What is needed =
Among the records below, find each line that includes the string "Date" and copy it.

Records for the exercise =
_ _ _ _ _ _ _

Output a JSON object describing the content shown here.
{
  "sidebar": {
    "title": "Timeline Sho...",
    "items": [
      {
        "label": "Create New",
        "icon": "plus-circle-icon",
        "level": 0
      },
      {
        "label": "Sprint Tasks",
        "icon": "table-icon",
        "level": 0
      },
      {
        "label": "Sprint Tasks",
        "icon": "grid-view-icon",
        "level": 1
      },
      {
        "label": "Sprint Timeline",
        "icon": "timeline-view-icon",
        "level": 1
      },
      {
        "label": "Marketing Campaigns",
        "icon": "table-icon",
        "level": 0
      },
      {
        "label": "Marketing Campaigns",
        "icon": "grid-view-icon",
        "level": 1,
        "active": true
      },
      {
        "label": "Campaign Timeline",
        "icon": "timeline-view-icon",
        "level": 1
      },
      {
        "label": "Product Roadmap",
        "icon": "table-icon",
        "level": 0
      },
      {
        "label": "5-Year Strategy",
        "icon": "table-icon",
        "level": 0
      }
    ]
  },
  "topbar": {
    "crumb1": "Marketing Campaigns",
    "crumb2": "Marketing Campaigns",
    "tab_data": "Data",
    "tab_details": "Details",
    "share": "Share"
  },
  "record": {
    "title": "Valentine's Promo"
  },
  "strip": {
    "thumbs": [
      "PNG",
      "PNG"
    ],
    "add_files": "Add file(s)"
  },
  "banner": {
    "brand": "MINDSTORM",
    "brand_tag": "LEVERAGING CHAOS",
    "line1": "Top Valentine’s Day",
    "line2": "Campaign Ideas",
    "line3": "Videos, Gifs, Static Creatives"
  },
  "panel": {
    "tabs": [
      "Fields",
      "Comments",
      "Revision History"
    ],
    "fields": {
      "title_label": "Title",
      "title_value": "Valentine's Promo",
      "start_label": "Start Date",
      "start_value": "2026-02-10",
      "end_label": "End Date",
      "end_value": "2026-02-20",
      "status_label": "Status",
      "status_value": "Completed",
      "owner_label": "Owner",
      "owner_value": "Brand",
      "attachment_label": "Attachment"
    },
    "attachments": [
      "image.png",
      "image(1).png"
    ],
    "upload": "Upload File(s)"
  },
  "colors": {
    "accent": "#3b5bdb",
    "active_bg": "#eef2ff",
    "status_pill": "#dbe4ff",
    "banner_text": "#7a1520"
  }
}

_ _ _ _ _ _ _

Solution =
      "start_label": "Start Date",
      "end_label": "End Date",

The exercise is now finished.